▸ What is expected: Copy out all lines with the word "osan" in them.

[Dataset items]
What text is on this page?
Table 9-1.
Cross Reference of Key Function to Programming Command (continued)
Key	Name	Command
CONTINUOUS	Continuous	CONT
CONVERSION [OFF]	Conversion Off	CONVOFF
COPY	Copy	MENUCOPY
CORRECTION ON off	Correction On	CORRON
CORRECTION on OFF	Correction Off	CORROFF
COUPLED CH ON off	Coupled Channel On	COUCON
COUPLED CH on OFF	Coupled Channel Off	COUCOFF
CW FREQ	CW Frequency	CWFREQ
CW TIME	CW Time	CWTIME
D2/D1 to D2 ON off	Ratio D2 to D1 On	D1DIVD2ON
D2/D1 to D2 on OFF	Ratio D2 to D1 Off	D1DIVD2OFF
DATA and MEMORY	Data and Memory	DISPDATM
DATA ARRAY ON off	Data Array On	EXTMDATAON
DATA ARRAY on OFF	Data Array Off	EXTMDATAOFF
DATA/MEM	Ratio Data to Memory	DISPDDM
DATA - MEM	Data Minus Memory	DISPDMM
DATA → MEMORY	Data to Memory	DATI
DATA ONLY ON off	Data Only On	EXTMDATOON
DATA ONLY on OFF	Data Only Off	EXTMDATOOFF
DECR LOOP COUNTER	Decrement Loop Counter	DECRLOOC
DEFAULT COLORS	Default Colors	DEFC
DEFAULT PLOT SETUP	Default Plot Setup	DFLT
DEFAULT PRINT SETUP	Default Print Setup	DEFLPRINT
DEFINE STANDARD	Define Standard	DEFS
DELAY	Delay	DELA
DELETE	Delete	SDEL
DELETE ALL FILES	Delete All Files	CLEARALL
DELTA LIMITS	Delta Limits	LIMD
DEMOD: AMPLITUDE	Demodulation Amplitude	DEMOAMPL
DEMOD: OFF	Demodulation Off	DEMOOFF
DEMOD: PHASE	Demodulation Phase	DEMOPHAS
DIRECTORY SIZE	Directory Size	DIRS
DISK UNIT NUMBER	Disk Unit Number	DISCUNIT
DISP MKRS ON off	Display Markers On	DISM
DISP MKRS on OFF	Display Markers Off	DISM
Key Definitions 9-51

---

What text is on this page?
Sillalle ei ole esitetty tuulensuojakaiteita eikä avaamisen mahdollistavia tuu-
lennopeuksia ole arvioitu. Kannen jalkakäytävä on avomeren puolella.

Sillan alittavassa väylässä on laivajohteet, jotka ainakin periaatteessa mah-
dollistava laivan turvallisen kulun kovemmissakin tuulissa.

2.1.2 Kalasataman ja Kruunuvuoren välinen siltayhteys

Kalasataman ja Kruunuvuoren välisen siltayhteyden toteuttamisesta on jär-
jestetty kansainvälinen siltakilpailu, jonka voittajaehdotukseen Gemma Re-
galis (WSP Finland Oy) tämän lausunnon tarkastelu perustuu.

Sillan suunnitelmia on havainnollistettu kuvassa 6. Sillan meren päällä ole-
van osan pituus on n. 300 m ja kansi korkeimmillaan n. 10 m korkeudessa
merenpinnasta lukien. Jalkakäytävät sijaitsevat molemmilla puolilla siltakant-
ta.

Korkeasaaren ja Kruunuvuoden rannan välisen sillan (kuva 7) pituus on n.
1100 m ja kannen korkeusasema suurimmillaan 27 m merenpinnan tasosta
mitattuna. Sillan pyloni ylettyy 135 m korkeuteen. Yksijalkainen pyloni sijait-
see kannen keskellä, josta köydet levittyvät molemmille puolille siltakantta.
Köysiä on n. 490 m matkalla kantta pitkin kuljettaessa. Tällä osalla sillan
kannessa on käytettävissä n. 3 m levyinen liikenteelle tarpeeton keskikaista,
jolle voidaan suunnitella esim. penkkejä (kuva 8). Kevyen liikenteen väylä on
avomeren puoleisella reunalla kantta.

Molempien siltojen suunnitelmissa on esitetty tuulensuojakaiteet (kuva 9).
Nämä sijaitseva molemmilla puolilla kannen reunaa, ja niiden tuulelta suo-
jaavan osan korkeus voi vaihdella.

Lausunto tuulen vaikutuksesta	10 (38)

--

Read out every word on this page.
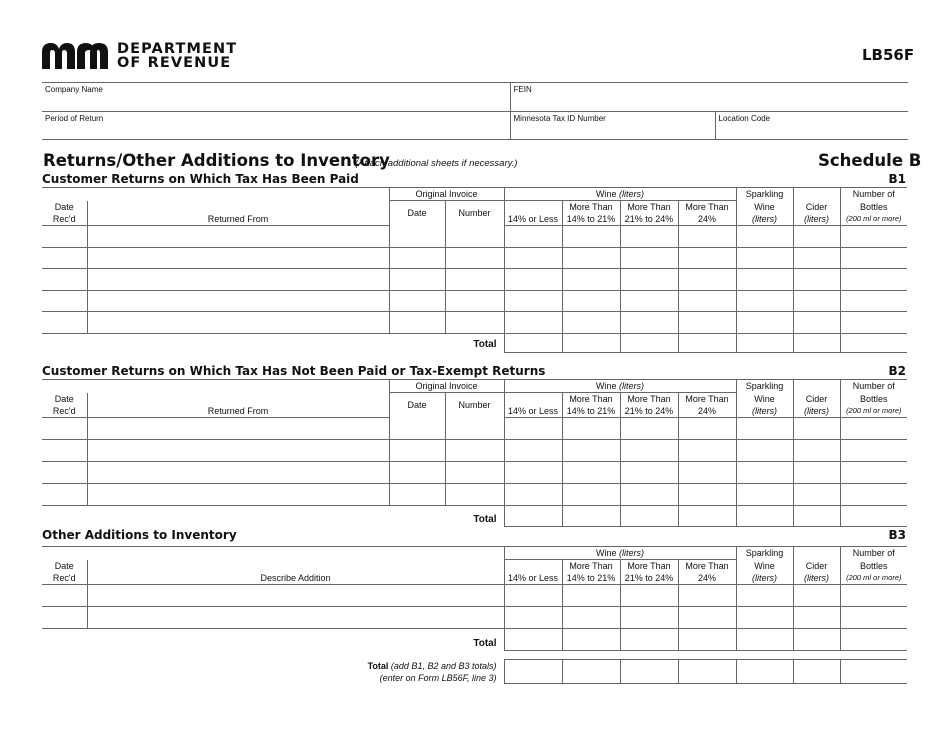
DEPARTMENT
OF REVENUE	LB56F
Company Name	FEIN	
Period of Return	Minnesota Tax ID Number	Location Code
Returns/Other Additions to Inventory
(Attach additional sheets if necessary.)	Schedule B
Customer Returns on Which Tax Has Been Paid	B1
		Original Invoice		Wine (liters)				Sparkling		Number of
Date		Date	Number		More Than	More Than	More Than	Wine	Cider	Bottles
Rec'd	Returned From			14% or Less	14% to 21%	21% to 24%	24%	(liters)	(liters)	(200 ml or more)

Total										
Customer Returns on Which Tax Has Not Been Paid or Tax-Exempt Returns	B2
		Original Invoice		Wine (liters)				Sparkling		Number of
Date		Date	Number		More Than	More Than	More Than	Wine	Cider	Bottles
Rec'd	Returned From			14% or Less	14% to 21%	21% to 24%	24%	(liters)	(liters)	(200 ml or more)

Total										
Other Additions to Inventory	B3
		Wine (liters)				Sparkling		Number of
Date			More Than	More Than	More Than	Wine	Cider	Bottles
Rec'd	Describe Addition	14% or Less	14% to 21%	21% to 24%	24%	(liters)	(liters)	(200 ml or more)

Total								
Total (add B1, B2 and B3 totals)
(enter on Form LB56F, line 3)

▸ Task solution:
van osan pituus on n. 300 m ja kansi korkeimmillaan n. 10 m korkeudessa
jaavan osan korkeus voi vaihdella.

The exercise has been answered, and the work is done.